PROBLEM TO WORK ON => Transcribe the material in full, exactly as written.

** Start TASK INPUT **

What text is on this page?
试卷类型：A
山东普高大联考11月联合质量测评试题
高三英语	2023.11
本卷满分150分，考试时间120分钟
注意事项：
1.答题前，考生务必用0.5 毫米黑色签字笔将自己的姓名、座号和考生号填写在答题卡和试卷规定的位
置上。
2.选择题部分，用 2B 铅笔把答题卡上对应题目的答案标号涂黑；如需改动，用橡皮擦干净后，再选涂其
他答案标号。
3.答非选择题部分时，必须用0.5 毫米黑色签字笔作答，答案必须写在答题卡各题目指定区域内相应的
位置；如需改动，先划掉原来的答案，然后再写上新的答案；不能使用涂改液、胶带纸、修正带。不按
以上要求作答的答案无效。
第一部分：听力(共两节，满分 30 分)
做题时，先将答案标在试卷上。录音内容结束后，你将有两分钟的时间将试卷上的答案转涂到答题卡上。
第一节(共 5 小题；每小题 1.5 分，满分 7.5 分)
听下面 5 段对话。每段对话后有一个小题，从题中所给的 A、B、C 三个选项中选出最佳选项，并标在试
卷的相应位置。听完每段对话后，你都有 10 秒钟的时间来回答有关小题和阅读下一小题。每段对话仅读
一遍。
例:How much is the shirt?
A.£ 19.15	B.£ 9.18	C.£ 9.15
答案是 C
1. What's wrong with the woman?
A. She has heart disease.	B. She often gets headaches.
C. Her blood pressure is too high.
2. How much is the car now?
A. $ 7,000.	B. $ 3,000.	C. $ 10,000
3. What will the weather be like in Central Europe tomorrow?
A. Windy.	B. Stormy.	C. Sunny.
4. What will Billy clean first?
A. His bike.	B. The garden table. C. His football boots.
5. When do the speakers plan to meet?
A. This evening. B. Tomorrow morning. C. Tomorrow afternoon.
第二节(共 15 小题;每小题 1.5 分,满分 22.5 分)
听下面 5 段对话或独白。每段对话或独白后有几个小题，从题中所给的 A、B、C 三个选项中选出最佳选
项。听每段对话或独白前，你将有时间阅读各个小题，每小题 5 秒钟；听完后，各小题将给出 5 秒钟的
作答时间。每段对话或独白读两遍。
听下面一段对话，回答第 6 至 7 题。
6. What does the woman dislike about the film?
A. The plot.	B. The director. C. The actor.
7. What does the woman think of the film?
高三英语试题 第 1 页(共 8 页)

** End TASK INPUT **

CORRECT RESULT =>
What text is on this page?
试卷类型：A
山东普高大联考11月联合质量测评试题
高三英语	2023.11
本卷满分150分，考试时间120分钟
注意事项：
1.答题前，考生务必用0.5 毫米黑色签字笔将自己的姓名、座号和考生号填写在答题卡和试卷规定的位
置上。
2.选择题部分，用 2B 铅笔把答题卡上对应题目的答案标号涂黑；如需改动，用橡皮擦干净后，再选涂其
他答案标号。
3.答非选择题部分时，必须用0.5 毫米黑色签字笔作答，答案必须写在答题卡各题目指定区域内相应的
位置；如需改动，先划掉原来的答案，然后再写上新的答案；不能使用涂改液、胶带纸、修正带。不按
以上要求作答的答案无效。
第一部分：听力(共两节，满分 30 分)
做题时，先将答案标在试卷上。录音内容结束后，你将有两分钟的时间将试卷上的答案转涂到答题卡上。
第一节(共 5 小题；每小题 1.5 分，满分 7.5 分)
听下面 5 段对话。每段对话后有一个小题，从题中所给的 A、B、C 三个选项中选出最佳选项，并标在试
卷的相应位置。听完每段对话后，你都有 10 秒钟的时间来回答有关小题和阅读下一小题。每段对话仅读
一遍。
例:How much is the shirt?
A.£ 19.15	B.£ 9.18	C.£ 9.15
答案是 C
1. What's wrong with the woman?
A. She has heart disease.	B. She often gets headaches.
C. Her blood pressure is too high.
2. How much is the car now?
A. $ 7,000.	B. $ 3,000.	C. $ 10,000
3. What will the weather be like in Central Europe tomorrow?
A. Windy.	B. Stormy.	C. Sunny.
4. What will Billy clean first?
A. His bike.	B. The garden table. C. His football boots.
5. When do the speakers plan to meet?
A. This evening. B. Tomorrow morning. C. Tomorrow afternoon.
第二节(共 15 小题;每小题 1.5 分,满分 22.5 分)
听下面 5 段对话或独白。每段对话或独白后有几个小题，从题中所给的 A、B、C 三个选项中选出最佳选
项。听每段对话或独白前，你将有时间阅读各个小题，每小题 5 秒钟；听完后，各小题将给出 5 秒钟的
作答时间。每段对话或独白读两遍。
听下面一段对话，回答第 6 至 7 题。
6. What does the woman dislike about the film?
A. The plot.	B. The director. C. The actor.
7. What does the woman think of the film?
高三英语试题 第 1 页(共 8 页)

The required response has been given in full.